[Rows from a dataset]
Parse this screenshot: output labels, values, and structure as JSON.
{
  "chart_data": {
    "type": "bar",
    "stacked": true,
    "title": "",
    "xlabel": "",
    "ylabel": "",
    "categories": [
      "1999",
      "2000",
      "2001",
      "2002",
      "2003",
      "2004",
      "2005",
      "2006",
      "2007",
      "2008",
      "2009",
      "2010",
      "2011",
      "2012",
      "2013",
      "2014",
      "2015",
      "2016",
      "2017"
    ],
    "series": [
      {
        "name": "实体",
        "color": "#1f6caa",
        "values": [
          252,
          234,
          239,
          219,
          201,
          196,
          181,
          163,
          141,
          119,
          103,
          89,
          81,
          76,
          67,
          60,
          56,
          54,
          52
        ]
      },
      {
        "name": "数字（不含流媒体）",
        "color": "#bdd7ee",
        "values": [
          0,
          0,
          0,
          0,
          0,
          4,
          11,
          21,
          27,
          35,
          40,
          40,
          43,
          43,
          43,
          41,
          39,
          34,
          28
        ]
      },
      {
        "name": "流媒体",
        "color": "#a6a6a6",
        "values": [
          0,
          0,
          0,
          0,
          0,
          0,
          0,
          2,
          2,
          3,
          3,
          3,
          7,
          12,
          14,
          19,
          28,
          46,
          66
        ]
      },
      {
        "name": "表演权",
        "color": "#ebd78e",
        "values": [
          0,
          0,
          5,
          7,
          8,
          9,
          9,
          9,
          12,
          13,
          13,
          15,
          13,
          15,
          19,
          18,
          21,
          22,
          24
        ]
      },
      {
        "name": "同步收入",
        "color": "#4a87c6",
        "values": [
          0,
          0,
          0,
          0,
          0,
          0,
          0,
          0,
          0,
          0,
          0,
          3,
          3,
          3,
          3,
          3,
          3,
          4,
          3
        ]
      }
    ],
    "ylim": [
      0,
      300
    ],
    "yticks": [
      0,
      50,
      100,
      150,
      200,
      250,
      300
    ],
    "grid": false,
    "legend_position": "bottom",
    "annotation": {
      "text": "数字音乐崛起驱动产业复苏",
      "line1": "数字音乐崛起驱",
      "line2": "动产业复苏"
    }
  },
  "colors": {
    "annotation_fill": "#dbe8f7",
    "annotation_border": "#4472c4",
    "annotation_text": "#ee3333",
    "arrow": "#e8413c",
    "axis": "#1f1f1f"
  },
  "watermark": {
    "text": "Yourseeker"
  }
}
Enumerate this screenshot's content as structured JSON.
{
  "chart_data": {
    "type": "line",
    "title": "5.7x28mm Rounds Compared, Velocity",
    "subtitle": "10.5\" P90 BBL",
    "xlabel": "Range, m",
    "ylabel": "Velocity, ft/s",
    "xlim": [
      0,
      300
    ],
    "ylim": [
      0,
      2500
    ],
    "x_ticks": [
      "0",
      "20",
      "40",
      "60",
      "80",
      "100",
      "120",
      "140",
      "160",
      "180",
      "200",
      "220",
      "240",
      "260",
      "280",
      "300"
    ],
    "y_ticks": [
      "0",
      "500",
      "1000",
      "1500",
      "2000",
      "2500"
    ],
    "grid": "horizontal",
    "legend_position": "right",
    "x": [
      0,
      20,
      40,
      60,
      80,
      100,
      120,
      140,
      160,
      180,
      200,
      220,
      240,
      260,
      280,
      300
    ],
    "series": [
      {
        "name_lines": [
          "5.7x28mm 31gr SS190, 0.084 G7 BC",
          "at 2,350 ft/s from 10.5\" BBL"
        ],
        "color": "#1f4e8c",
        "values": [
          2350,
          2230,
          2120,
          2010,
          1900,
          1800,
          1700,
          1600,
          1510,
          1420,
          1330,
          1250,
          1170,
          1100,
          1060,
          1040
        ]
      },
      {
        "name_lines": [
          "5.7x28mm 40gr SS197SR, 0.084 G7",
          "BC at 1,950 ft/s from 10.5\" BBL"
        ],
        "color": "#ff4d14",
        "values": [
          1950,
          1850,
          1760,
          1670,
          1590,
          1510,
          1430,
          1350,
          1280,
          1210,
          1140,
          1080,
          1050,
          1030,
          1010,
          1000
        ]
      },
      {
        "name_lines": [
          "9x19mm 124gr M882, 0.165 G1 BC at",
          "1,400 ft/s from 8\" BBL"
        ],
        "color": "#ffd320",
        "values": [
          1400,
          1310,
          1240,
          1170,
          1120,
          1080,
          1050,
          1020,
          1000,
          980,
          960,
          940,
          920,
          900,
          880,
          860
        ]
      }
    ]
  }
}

Written exercise: Transcribe every entry word for word.

Correct result:
Parse this screenshot: output labels, values, and structure as JSON.
{
  "chart_data": {
    "type": "bar",
    "stacked": true,
    "title": "",
    "xlabel": "",
    "ylabel": "",
    "categories": [
      "1999",
      "2000",
      "2001",
      "2002",
      "2003",
      "2004",
      "2005",
      "2006",
      "2007",
      "2008",
      "2009",
      "2010",
      "2011",
      "2012",
      "2013",
      "2014",
      "2015",
      "2016",
      "2017"
    ],
    "series": [
      {
        "name": "实体",
        "color": "#1f6caa",
        "values": [
          252,
          234,
          239,
          219,
          201,
          196,
          181,
          163,
          141,
          119,
          103,
          89,
          81,
          76,
          67,
          60,
          56,
          54,
          52
        ]
      },
      {
        "name": "数字（不含流媒体）",
        "color": "#bdd7ee",
        "values": [
          0,
          0,
          0,
          0,
          0,
          4,
          11,
          21,
          27,
          35,
          40,
          40,
          43,
          43,
          43,
          41,
          39,
          34,
          28
        ]
      },
      {
        "name": "流媒体",
        "color": "#a6a6a6",
        "values": [
          0,
          0,
          0,
          0,
          0,
          0,
          0,
          2,
          2,
          3,
          3,
          3,
          7,
          12,
          14,
          19,
          28,
          46,
          66
        ]
      },
      {
        "name": "表演权",
        "color": "#ebd78e",
        "values": [
          0,
          0,
          5,
          7,
          8,
          9,
          9,
          9,
          12,
          13,
          13,
          15,
          13,
          15,
          19,
          18,
          21,
          22,
          24
        ]
      },
      {
        "name": "同步收入",
        "color": "#4a87c6",
        "values": [
          0,
          0,
          0,
          0,
          0,
          0,
          0,
          0,
          0,
          0,
          0,
          3,
          3,
          3,
          3,
          3,
          3,
          4,
          3
        ]
      }
    ],
    "ylim": [
      0,
      300
    ],
    "yticks": [
      0,
      50,
      100,
      150,
      200,
      250,
      300
    ],
    "grid": false,
    "legend_position": "bottom",
    "annotation": {
      "text": "数字音乐崛起驱动产业复苏",
      "line1": "数字音乐崛起驱",
      "line2": "动产业复苏"
    }
  },
  "colors": {
    "annotation_fill": "#dbe8f7",
    "annotation_border": "#4472c4",
    "annotation_text": "#ee3333",
    "arrow": "#e8413c",
    "axis": "#1f1f1f"
  },
  "watermark": {
    "text": "Yourseeker"
  }
}
Enumerate this screenshot's content as structured JSON.
{
  "chart_data": {
    "type": "line",
    "title": "5.7x28mm Rounds Compared, Velocity",
    "subtitle": "10.5\" P90 BBL",
    "xlabel": "Range, m",
    "ylabel": "Velocity, ft/s",
    "xlim": [
      0,
      300
    ],
    "ylim": [
      0,
      2500
    ],
    "x_ticks": [
      "0",
      "20",
      "40",
      "60",
      "80",
      "100",
      "120",
      "140",
      "160",
      "180",
      "200",
      "220",
      "240",
      "260",
      "280",
      "300"
    ],
    "y_ticks": [
      "0",
      "500",
      "1000",
      "1500",
      "2000",
      "2500"
    ],
    "grid": "horizontal",
    "legend_position": "right",
    "x": [
      0,
      20,
      40,
      60,
      80,
      100,
      120,
      140,
      160,
      180,
      200,
      220,
      240,
      260,
      280,
      300
    ],
    "series": [
      {
        "name_lines": [
          "5.7x28mm 31gr SS190, 0.084 G7 BC",
          "at 2,350 ft/s from 10.5\" BBL"
        ],
        "color": "#1f4e8c",
        "values": [
          2350,
          2230,
          2120,
          2010,
          1900,
          1800,
          1700,
          1600,
          1510,
          1420,
          1330,
          1250,
          1170,
          1100,
          1060,
          1040
        ]
      },
      {
        "name_lines": [
          "5.7x28mm 40gr SS197SR, 0.084 G7",
          "BC at 1,950 ft/s from 10.5\" BBL"
        ],
        "color": "#ff4d14",
        "values": [
          1950,
          1850,
          1760,
          1670,
          1590,
          1510,
          1430,
          1350,
          1280,
          1210,
          1140,
          1080,
          1050,
          1030,
          1010,
          1000
        ]
      },
      {
        "name_lines": [
          "9x19mm 124gr M882, 0.165 G1 BC at",
          "1,400 ft/s from 8\" BBL"
        ],
        "color": "#ffd320",
        "values": [
          1400,
          1310,
          1240,
          1170,
          1120,
          1080,
          1050,
          1020,
          1000,
          980,
          960,
          940,
          920,
          900,
          880,
          860
        ]
      }
    ]
  }
}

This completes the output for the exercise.